§ ASSIGNED TASK: Reproduce every line of the listing as written, apart from the pictures.
=== Begin Enclosure ===
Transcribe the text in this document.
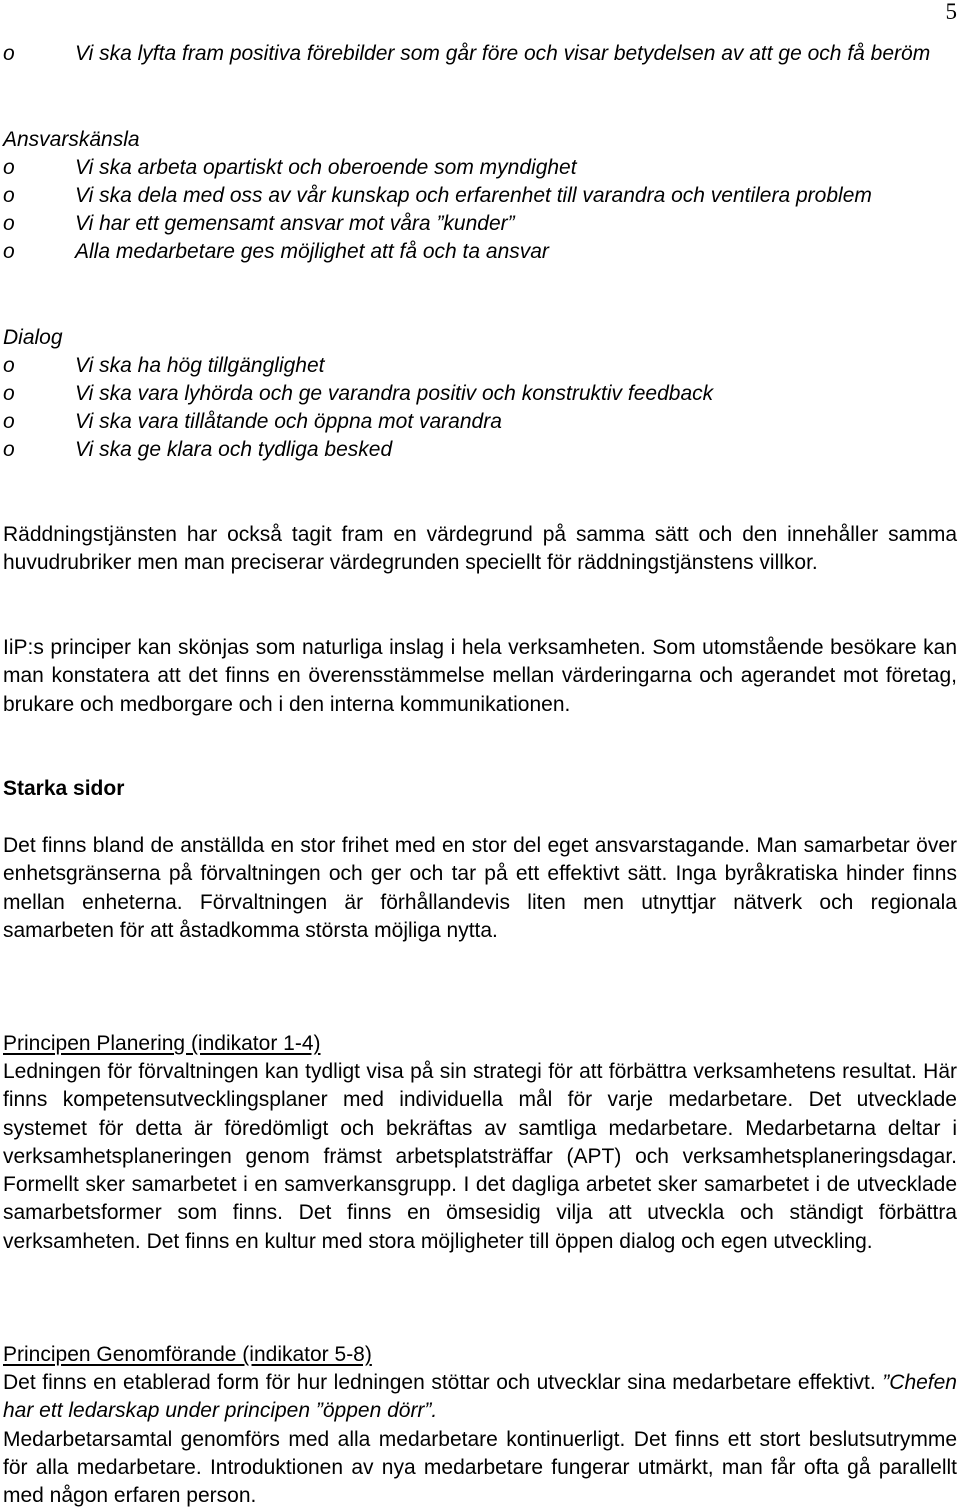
5
o	Vi ska lyfta fram positiva förebilder som går före och visar betydelsen av att ge och få beröm
Ansvarskänsla
o	Vi ska arbeta opartiskt och oberoende som myndighet
o	Vi ska dela med oss av vår kunskap och erfarenhet till varandra och ventilera problem
o	Vi har ett gemensamt ansvar mot våra ”kunder”
o	Alla medarbetare ges möjlighet att få och ta ansvar
Dialog
o	Vi ska ha hög tillgänglighet
o	Vi ska vara lyhörda och ge varandra positiv och konstruktiv feedback
o	Vi ska vara tillåtande och öppna mot varandra
o	Vi ska ge klara och tydliga besked
Räddningstjänsten har också tagit fram en värdegrund på samma sätt och den innehåller samma huvudrubriker men man preciserar värdegrunden speciellt för räddningstjänstens villkor.
IiP:s principer kan skönjas som naturliga inslag i hela verksamheten. Som utomstående besökare kan man konstatera att det finns en överensstämmelse mellan värderingarna och agerandet mot företag, brukare och medborgare och i den interna kommunikationen.
Starka sidor
Det finns bland de anställda en stor frihet med en stor del eget ansvarstagande. Man samarbetar över enhetsgränserna på förvaltningen och ger och tar på ett effektivt sätt. Inga byråkratiska hinder finns mellan enheterna. Förvaltningen är förhållandevis liten men utnyttjar nätverk och regionala samarbeten för att åstadkomma största möjliga nytta.
Principen Planering (indikator 1-4)
Ledningen för förvaltningen kan tydligt visa på sin strategi för att förbättra verksamhetens resultat. Här finns kompetensutvecklingsplaner med individuella mål för varje medarbetare. Det utvecklade systemet för detta är föredömligt och bekräftas av samtliga medarbetare. Medarbetarna deltar i verksamhetsplaneringen genom främst arbetsplatsträffar (APT) och verksamhetsplaneringsdagar. Formellt sker samarbetet i en samverkansgrupp. I det dagliga arbetet sker samarbetet i de utvecklade samarbetsformer som finns. Det finns en ömsesidig vilja att utveckla och ständigt förbättra verksamheten. Det finns en kultur med stora möjligheter till öppen dialog och egen utveckling.
Principen Genomförande (indikator 5-8)
Det finns en etablerad form för hur ledningen stöttar och utvecklar sina medarbetare effektivt. ”Chefen har ett ledarskap under principen ”öppen dörr”.
Medarbetarsamtal genomförs med alla medarbetare kontinuerligt. Det finns ett stort beslutsutrymme för alla medarbetare. Introduktionen av nya medarbetare fungerar utmärkt, man får ofta gå parallellt med någon erfaren person.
=== End Enclosure ===
§ EXERCISE RESULT:
Transcribe the text in this document.
5
o	Vi ska lyfta fram positiva förebilder som går före och visar betydelsen av att ge och få beröm
Ansvarskänsla
o	Vi ska arbeta opartiskt och oberoende som myndighet
o	Vi ska dela med oss av vår kunskap och erfarenhet till varandra och ventilera problem
o	Vi har ett gemensamt ansvar mot våra ”kunder”
o	Alla medarbetare ges möjlighet att få och ta ansvar
Dialog
o	Vi ska ha hög tillgänglighet
o	Vi ska vara lyhörda och ge varandra positiv och konstruktiv feedback
o	Vi ska vara tillåtande och öppna mot varandra
o	Vi ska ge klara och tydliga besked
Räddningstjänsten har också tagit fram en värdegrund på samma sätt och den innehåller samma huvudrubriker men man preciserar värdegrunden speciellt för räddningstjänstens villkor.
IiP:s principer kan skönjas som naturliga inslag i hela verksamheten. Som utomstående besökare kan man konstatera att det finns en överensstämmelse mellan värderingarna och agerandet mot företag, brukare och medborgare och i den interna kommunikationen.
Starka sidor
Det finns bland de anställda en stor frihet med en stor del eget ansvarstagande. Man samarbetar över enhetsgränserna på förvaltningen och ger och tar på ett effektivt sätt. Inga byråkratiska hinder finns mellan enheterna. Förvaltningen är förhållandevis liten men utnyttjar nätverk och regionala samarbeten för att åstadkomma största möjliga nytta.
Principen Planering (indikator 1-4)
Ledningen för förvaltningen kan tydligt visa på sin strategi för att förbättra verksamhetens resultat. Här finns kompetensutvecklingsplaner med individuella mål för varje medarbetare. Det utvecklade systemet för detta är föredömligt och bekräftas av samtliga medarbetare. Medarbetarna deltar i verksamhetsplaneringen genom främst arbetsplatsträffar (APT) och verksamhetsplaneringsdagar. Formellt sker samarbetet i en samverkansgrupp. I det dagliga arbetet sker samarbetet i de utvecklade samarbetsformer som finns. Det finns en ömsesidig vilja att utveckla och ständigt förbättra verksamheten. Det finns en kultur med stora möjligheter till öppen dialog och egen utveckling.
Principen Genomförande (indikator 5-8)
Det finns en etablerad form för hur ledningen stöttar och utvecklar sina medarbetare effektivt. ”Chefen har ett ledarskap under principen ”öppen dörr”.
Medarbetarsamtal genomförs med alla medarbetare kontinuerligt. Det finns ett stort beslutsutrymme för alla medarbetare. Introduktionen av nya medarbetare fungerar utmärkt, man får ofta gå parallellt med någon erfaren person.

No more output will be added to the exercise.